— Begin —

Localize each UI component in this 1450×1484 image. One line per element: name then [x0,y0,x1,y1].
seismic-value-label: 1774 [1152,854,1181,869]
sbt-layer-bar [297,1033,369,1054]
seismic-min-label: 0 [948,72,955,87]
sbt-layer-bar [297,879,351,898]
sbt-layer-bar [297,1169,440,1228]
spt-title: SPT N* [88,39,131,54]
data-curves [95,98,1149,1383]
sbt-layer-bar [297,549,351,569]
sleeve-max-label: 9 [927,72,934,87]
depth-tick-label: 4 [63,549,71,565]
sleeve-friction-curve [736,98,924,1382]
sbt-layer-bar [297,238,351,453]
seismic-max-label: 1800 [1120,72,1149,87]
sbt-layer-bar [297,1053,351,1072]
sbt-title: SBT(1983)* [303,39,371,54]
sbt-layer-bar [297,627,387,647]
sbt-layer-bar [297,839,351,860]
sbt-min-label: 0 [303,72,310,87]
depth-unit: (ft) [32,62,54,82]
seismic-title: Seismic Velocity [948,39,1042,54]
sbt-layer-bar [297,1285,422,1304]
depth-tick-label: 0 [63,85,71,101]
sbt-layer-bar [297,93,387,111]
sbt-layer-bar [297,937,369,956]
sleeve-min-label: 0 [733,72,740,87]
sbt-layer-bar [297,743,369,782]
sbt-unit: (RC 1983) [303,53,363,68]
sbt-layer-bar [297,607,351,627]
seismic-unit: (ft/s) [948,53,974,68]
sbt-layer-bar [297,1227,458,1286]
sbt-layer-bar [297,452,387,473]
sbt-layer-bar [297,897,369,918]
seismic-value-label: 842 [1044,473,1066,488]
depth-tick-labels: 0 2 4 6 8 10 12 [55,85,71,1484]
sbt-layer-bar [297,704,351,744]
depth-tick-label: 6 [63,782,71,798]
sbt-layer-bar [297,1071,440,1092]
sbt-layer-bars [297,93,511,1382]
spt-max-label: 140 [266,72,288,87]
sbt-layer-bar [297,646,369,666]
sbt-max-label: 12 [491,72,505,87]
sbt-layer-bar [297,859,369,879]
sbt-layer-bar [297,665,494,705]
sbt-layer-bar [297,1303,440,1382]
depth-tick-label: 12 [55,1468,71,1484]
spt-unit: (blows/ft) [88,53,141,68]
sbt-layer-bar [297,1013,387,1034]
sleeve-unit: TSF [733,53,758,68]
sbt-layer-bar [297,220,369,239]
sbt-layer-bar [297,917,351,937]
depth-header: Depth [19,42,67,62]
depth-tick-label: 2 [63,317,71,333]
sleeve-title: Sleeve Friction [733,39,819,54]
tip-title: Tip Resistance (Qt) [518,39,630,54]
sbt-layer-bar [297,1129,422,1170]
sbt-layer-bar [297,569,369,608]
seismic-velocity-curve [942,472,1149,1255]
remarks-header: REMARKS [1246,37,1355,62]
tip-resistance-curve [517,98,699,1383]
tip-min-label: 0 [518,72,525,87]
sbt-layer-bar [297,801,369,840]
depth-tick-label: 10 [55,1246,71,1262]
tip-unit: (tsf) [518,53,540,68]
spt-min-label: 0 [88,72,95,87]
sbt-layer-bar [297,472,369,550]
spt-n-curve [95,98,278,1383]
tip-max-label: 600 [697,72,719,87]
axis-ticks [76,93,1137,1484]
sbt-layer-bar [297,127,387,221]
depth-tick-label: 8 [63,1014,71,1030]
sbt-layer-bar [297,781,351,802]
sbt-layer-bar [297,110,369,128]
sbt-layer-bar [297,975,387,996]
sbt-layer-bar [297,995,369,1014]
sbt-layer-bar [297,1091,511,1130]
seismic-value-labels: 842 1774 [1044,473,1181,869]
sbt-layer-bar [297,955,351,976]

— End —

Exercise brief. Reproduce every line of the data above, character for character, keeping the original order.

Completed task.
Localize each UI component in this 1450×1484 image. One line per element: name then [x0,y0,x1,y1].
seismic-value-label: 1774 [1152,854,1181,869]
sbt-layer-bar [297,1033,369,1054]
seismic-min-label: 0 [948,72,955,87]
sbt-layer-bar [297,879,351,898]
sbt-layer-bar [297,1169,440,1228]
spt-title: SPT N* [88,39,131,54]
data-curves [95,98,1149,1383]
sbt-layer-bar [297,549,351,569]
sleeve-max-label: 9 [927,72,934,87]
depth-tick-label: 4 [63,549,71,565]
sleeve-friction-curve [736,98,924,1382]
sbt-layer-bar [297,238,351,453]
seismic-max-label: 1800 [1120,72,1149,87]
sbt-layer-bar [297,1053,351,1072]
sbt-title: SBT(1983)* [303,39,371,54]
sbt-layer-bar [297,627,387,647]
sbt-layer-bar [297,839,351,860]
sbt-min-label: 0 [303,72,310,87]
depth-unit: (ft) [32,62,54,82]
seismic-title: Seismic Velocity [948,39,1042,54]
sbt-layer-bar [297,1285,422,1304]
depth-tick-label: 0 [63,85,71,101]
sbt-layer-bar [297,93,387,111]
sbt-layer-bar [297,937,369,956]
sleeve-min-label: 0 [733,72,740,87]
sbt-layer-bar [297,743,369,782]
sbt-unit: (RC 1983) [303,53,363,68]
sbt-layer-bar [297,607,351,627]
seismic-unit: (ft/s) [948,53,974,68]
sbt-layer-bar [297,1227,458,1286]
sbt-layer-bar [297,452,387,473]
sbt-layer-bar [297,897,369,918]
seismic-value-label: 842 [1044,473,1066,488]
depth-tick-labels: 0 2 4 6 8 10 12 [55,85,71,1484]
sbt-layer-bar [297,704,351,744]
depth-tick-label: 6 [63,782,71,798]
sbt-layer-bar [297,1071,440,1092]
sbt-layer-bars [297,93,511,1382]
spt-max-label: 140 [266,72,288,87]
sbt-layer-bar [297,646,369,666]
sbt-max-label: 12 [491,72,505,87]
sbt-layer-bar [297,859,369,879]
sbt-layer-bar [297,665,494,705]
sbt-layer-bar [297,1303,440,1382]
depth-tick-label: 12 [55,1468,71,1484]
spt-unit: (blows/ft) [88,53,141,68]
sbt-layer-bar [297,1013,387,1034]
sleeve-unit: TSF [733,53,758,68]
sbt-layer-bar [297,220,369,239]
sbt-layer-bar [297,917,351,937]
depth-header: Depth [19,42,67,62]
depth-tick-label: 2 [63,317,71,333]
sleeve-title: Sleeve Friction [733,39,819,54]
tip-title: Tip Resistance (Qt) [518,39,630,54]
sbt-layer-bar [297,1129,422,1170]
sbt-layer-bar [297,569,369,608]
seismic-velocity-curve [942,472,1149,1255]
remarks-header: REMARKS [1246,37,1355,62]
tip-resistance-curve [517,98,699,1383]
tip-min-label: 0 [518,72,525,87]
sbt-layer-bar [297,801,369,840]
depth-tick-label: 10 [55,1246,71,1262]
tip-unit: (tsf) [518,53,540,68]
spt-min-label: 0 [88,72,95,87]
sbt-layer-bar [297,472,369,550]
spt-n-curve [95,98,278,1383]
tip-max-label: 600 [697,72,719,87]
axis-ticks [76,93,1137,1484]
sbt-layer-bar [297,127,387,221]
depth-tick-label: 8 [63,1014,71,1030]
sbt-layer-bar [297,781,351,802]
sbt-layer-bar [297,110,369,128]
sbt-layer-bar [297,975,387,996]
sbt-layer-bar [297,995,369,1014]
sbt-layer-bar [297,1091,511,1130]
seismic-value-labels: 842 1774 [1044,473,1181,869]
sbt-layer-bar [297,955,351,976]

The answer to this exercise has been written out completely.